Exercise:
The records below are to be quoted in full; please keep every word exact.
== == ==
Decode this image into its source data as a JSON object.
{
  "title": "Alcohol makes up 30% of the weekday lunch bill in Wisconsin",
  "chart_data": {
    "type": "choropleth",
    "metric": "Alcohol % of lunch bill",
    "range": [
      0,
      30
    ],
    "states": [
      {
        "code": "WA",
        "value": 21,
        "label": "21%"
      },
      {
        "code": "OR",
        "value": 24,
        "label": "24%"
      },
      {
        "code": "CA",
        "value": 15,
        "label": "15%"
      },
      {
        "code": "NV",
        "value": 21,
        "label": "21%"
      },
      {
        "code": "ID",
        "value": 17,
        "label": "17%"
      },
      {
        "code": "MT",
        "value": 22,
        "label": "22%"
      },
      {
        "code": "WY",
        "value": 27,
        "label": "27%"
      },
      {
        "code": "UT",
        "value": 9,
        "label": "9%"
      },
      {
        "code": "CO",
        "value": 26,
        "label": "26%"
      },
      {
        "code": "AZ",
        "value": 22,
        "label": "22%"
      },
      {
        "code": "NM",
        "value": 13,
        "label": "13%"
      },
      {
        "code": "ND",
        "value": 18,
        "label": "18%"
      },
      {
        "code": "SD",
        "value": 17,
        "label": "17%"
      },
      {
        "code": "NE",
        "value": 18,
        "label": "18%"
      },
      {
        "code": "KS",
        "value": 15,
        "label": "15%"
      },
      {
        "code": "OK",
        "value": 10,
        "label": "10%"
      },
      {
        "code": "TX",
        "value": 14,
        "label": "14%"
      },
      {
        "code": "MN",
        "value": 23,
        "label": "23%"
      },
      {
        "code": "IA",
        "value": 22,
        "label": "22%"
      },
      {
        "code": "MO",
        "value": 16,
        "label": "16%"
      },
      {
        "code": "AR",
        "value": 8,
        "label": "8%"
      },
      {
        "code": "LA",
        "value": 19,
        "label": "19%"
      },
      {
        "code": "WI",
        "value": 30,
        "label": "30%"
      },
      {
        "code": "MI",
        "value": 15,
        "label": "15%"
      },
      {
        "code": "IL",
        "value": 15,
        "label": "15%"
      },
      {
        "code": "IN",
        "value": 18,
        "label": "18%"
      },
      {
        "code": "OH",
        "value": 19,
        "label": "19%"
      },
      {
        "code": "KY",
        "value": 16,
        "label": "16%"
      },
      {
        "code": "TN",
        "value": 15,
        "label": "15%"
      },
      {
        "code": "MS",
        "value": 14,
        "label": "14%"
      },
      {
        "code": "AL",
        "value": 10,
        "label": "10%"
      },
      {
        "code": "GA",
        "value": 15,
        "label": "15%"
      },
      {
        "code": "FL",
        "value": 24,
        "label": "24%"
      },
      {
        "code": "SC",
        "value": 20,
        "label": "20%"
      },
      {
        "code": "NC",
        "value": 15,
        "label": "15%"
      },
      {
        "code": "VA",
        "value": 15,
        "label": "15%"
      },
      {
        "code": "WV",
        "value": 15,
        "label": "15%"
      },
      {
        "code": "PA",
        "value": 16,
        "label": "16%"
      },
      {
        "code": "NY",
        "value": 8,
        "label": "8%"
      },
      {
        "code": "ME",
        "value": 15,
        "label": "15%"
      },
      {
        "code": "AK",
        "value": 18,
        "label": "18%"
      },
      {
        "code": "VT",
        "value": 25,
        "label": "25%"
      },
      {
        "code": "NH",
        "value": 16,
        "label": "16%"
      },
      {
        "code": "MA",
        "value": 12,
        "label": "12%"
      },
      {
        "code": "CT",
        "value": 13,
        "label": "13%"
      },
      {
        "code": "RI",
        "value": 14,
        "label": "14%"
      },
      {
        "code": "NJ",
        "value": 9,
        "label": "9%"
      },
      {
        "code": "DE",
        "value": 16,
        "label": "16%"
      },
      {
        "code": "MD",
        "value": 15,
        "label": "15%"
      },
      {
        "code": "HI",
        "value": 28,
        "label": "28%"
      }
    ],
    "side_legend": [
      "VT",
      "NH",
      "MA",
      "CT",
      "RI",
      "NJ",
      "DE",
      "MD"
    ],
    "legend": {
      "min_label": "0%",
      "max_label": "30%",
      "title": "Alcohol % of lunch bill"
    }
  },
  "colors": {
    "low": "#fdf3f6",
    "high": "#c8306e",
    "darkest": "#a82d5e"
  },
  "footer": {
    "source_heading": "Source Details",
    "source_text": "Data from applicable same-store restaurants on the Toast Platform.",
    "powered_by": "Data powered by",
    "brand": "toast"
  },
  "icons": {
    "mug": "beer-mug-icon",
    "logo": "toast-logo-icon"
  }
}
== == ==
Solution for this problem:
Decode this image into its source data as a JSON object.
{
  "title": "Alcohol makes up 30% of the weekday lunch bill in Wisconsin",
  "chart_data": {
    "type": "choropleth",
    "metric": "Alcohol % of lunch bill",
    "range": [
      0,
      30
    ],
    "states": [
      {
        "code": "WA",
        "value": 21,
        "label": "21%"
      },
      {
        "code": "OR",
        "value": 24,
        "label": "24%"
      },
      {
        "code": "CA",
        "value": 15,
        "label": "15%"
      },
      {
        "code": "NV",
        "value": 21,
        "label": "21%"
      },
      {
        "code": "ID",
        "value": 17,
        "label": "17%"
      },
      {
        "code": "MT",
        "value": 22,
        "label": "22%"
      },
      {
        "code": "WY",
        "value": 27,
        "label": "27%"
      },
      {
        "code": "UT",
        "value": 9,
        "label": "9%"
      },
      {
        "code": "CO",
        "value": 26,
        "label": "26%"
      },
      {
        "code": "AZ",
        "value": 22,
        "label": "22%"
      },
      {
        "code": "NM",
        "value": 13,
        "label": "13%"
      },
      {
        "code": "ND",
        "value": 18,
        "label": "18%"
      },
      {
        "code": "SD",
        "value": 17,
        "label": "17%"
      },
      {
        "code": "NE",
        "value": 18,
        "label": "18%"
      },
      {
        "code": "KS",
        "value": 15,
        "label": "15%"
      },
      {
        "code": "OK",
        "value": 10,
        "label": "10%"
      },
      {
        "code": "TX",
        "value": 14,
        "label": "14%"
      },
      {
        "code": "MN",
        "value": 23,
        "label": "23%"
      },
      {
        "code": "IA",
        "value": 22,
        "label": "22%"
      },
      {
        "code": "MO",
        "value": 16,
        "label": "16%"
      },
      {
        "code": "AR",
        "value": 8,
        "label": "8%"
      },
      {
        "code": "LA",
        "value": 19,
        "label": "19%"
      },
      {
        "code": "WI",
        "value": 30,
        "label": "30%"
      },
      {
        "code": "MI",
        "value": 15,
        "label": "15%"
      },
      {
        "code": "IL",
        "value": 15,
        "label": "15%"
      },
      {
        "code": "IN",
        "value": 18,
        "label": "18%"
      },
      {
        "code": "OH",
        "value": 19,
        "label": "19%"
      },
      {
        "code": "KY",
        "value": 16,
        "label": "16%"
      },
      {
        "code": "TN",
        "value": 15,
        "label": "15%"
      },
      {
        "code": "MS",
        "value": 14,
        "label": "14%"
      },
      {
        "code": "AL",
        "value": 10,
        "label": "10%"
      },
      {
        "code": "GA",
        "value": 15,
        "label": "15%"
      },
      {
        "code": "FL",
        "value": 24,
        "label": "24%"
      },
      {
        "code": "SC",
        "value": 20,
        "label": "20%"
      },
      {
        "code": "NC",
        "value": 15,
        "label": "15%"
      },
      {
        "code": "VA",
        "value": 15,
        "label": "15%"
      },
      {
        "code": "WV",
        "value": 15,
        "label": "15%"
      },
      {
        "code": "PA",
        "value": 16,
        "label": "16%"
      },
      {
        "code": "NY",
        "value": 8,
        "label": "8%"
      },
      {
        "code": "ME",
        "value": 15,
        "label": "15%"
      },
      {
        "code": "AK",
        "value": 18,
        "label": "18%"
      },
      {
        "code": "VT",
        "value": 25,
        "label": "25%"
      },
      {
        "code": "NH",
        "value": 16,
        "label": "16%"
      },
      {
        "code": "MA",
        "value": 12,
        "label": "12%"
      },
      {
        "code": "CT",
        "value": 13,
        "label": "13%"
      },
      {
        "code": "RI",
        "value": 14,
        "label": "14%"
      },
      {
        "code": "NJ",
        "value": 9,
        "label": "9%"
      },
      {
        "code": "DE",
        "value": 16,
        "label": "16%"
      },
      {
        "code": "MD",
        "value": 15,
        "label": "15%"
      },
      {
        "code": "HI",
        "value": 28,
        "label": "28%"
      }
    ],
    "side_legend": [
      "VT",
      "NH",
      "MA",
      "CT",
      "RI",
      "NJ",
      "DE",
      "MD"
    ],
    "legend": {
      "min_label": "0%",
      "max_label": "30%",
      "title": "Alcohol % of lunch bill"
    }
  },
  "colors": {
    "low": "#fdf3f6",
    "high": "#c8306e",
    "darkest": "#a82d5e"
  },
  "footer": {
    "source_heading": "Source Details",
    "source_text": "Data from applicable same-store restaurants on the Toast Platform.",
    "powered_by": "Data powered by",
    "brand": "toast"
  },
  "icons": {
    "mug": "beer-mug-icon",
    "logo": "toast-logo-icon"
  }
}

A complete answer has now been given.